*WHAT NEEDS TO BE DONE*. Set down the full listing exactly, character for character.

** Start DATA FOR THE TASK **

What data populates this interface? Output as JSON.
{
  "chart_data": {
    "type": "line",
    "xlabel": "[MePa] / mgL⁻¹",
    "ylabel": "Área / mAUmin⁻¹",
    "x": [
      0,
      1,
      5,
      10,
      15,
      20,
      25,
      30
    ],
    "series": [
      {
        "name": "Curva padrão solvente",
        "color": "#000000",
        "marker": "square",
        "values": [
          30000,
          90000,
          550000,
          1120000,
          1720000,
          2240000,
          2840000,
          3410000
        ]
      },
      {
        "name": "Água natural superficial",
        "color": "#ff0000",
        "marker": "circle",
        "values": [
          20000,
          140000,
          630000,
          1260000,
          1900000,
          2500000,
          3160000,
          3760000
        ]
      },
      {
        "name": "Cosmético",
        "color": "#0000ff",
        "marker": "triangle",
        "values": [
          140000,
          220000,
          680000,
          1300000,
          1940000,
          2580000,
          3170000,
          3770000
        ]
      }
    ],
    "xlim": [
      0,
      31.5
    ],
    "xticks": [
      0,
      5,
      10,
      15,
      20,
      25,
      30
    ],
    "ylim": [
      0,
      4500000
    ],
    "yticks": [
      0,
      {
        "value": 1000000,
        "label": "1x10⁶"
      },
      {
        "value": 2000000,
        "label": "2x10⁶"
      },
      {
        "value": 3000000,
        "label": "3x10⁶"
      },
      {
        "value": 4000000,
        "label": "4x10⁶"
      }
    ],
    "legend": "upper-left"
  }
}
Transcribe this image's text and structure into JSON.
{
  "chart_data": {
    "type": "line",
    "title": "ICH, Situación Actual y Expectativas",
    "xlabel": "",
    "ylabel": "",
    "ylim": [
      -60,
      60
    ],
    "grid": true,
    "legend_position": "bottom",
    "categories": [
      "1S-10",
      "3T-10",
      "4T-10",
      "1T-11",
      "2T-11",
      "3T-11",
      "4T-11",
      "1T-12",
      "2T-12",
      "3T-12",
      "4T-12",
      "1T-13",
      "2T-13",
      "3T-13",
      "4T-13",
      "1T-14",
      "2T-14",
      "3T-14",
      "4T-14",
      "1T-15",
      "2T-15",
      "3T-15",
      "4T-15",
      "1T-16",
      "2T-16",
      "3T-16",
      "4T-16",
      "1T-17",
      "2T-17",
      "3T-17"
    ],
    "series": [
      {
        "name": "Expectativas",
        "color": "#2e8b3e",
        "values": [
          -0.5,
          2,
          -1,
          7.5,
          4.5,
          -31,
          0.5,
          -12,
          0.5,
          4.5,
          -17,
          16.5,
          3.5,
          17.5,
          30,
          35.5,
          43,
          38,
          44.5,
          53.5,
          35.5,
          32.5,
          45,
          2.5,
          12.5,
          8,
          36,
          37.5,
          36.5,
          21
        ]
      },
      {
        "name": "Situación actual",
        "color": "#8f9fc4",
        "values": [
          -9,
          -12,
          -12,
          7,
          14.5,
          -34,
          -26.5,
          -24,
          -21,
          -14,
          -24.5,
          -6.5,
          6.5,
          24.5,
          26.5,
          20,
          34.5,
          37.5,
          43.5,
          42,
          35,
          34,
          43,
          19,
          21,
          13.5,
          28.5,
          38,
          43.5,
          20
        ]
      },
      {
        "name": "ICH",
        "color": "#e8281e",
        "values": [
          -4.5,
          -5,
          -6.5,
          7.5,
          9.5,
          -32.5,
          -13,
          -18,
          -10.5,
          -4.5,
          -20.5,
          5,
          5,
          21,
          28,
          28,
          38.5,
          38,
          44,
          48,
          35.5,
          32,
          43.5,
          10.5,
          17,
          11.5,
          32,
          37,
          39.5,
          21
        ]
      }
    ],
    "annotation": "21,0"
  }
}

** End DATA FOR THE TASK **

*REPLY TO THE EXERCISE*.
What data populates this interface? Output as JSON.
{
  "chart_data": {
    "type": "line",
    "xlabel": "[MePa] / mgL⁻¹",
    "ylabel": "Área / mAUmin⁻¹",
    "x": [
      0,
      1,
      5,
      10,
      15,
      20,
      25,
      30
    ],
    "series": [
      {
        "name": "Curva padrão solvente",
        "color": "#000000",
        "marker": "square",
        "values": [
          30000,
          90000,
          550000,
          1120000,
          1720000,
          2240000,
          2840000,
          3410000
        ]
      },
      {
        "name": "Água natural superficial",
        "color": "#ff0000",
        "marker": "circle",
        "values": [
          20000,
          140000,
          630000,
          1260000,
          1900000,
          2500000,
          3160000,
          3760000
        ]
      },
      {
        "name": "Cosmético",
        "color": "#0000ff",
        "marker": "triangle",
        "values": [
          140000,
          220000,
          680000,
          1300000,
          1940000,
          2580000,
          3170000,
          3770000
        ]
      }
    ],
    "xlim": [
      0,
      31.5
    ],
    "xticks": [
      0,
      5,
      10,
      15,
      20,
      25,
      30
    ],
    "ylim": [
      0,
      4500000
    ],
    "yticks": [
      0,
      {
        "value": 1000000,
        "label": "1x10⁶"
      },
      {
        "value": 2000000,
        "label": "2x10⁶"
      },
      {
        "value": 3000000,
        "label": "3x10⁶"
      },
      {
        "value": 4000000,
        "label": "4x10⁶"
      }
    ],
    "legend": "upper-left"
  }
}
Transcribe this image's text and structure into JSON.
{
  "chart_data": {
    "type": "line",
    "title": "ICH, Situación Actual y Expectativas",
    "xlabel": "",
    "ylabel": "",
    "ylim": [
      -60,
      60
    ],
    "grid": true,
    "legend_position": "bottom",
    "categories": [
      "1S-10",
      "3T-10",
      "4T-10",
      "1T-11",
      "2T-11",
      "3T-11",
      "4T-11",
      "1T-12",
      "2T-12",
      "3T-12",
      "4T-12",
      "1T-13",
      "2T-13",
      "3T-13",
      "4T-13",
      "1T-14",
      "2T-14",
      "3T-14",
      "4T-14",
      "1T-15",
      "2T-15",
      "3T-15",
      "4T-15",
      "1T-16",
      "2T-16",
      "3T-16",
      "4T-16",
      "1T-17",
      "2T-17",
      "3T-17"
    ],
    "series": [
      {
        "name": "Expectativas",
        "color": "#2e8b3e",
        "values": [
          -0.5,
          2,
          -1,
          7.5,
          4.5,
          -31,
          0.5,
          -12,
          0.5,
          4.5,
          -17,
          16.5,
          3.5,
          17.5,
          30,
          35.5,
          43,
          38,
          44.5,
          53.5,
          35.5,
          32.5,
          45,
          2.5,
          12.5,
          8,
          36,
          37.5,
          36.5,
          21
        ]
      },
      {
        "name": "Situación actual",
        "color": "#8f9fc4",
        "values": [
          -9,
          -12,
          -12,
          7,
          14.5,
          -34,
          -26.5,
          -24,
          -21,
          -14,
          -24.5,
          -6.5,
          6.5,
          24.5,
          26.5,
          20,
          34.5,
          37.5,
          43.5,
          42,
          35,
          34,
          43,
          19,
          21,
          13.5,
          28.5,
          38,
          43.5,
          20
        ]
      },
      {
        "name": "ICH",
        "color": "#e8281e",
        "values": [
          -4.5,
          -5,
          -6.5,
          7.5,
          9.5,
          -32.5,
          -13,
          -18,
          -10.5,
          -4.5,
          -20.5,
          5,
          5,
          21,
          28,
          28,
          38.5,
          38,
          44,
          48,
          35.5,
          32,
          43.5,
          10.5,
          17,
          11.5,
          32,
          37,
          39.5,
          21
        ]
      }
    ],
    "annotation": "21,0"
  }
}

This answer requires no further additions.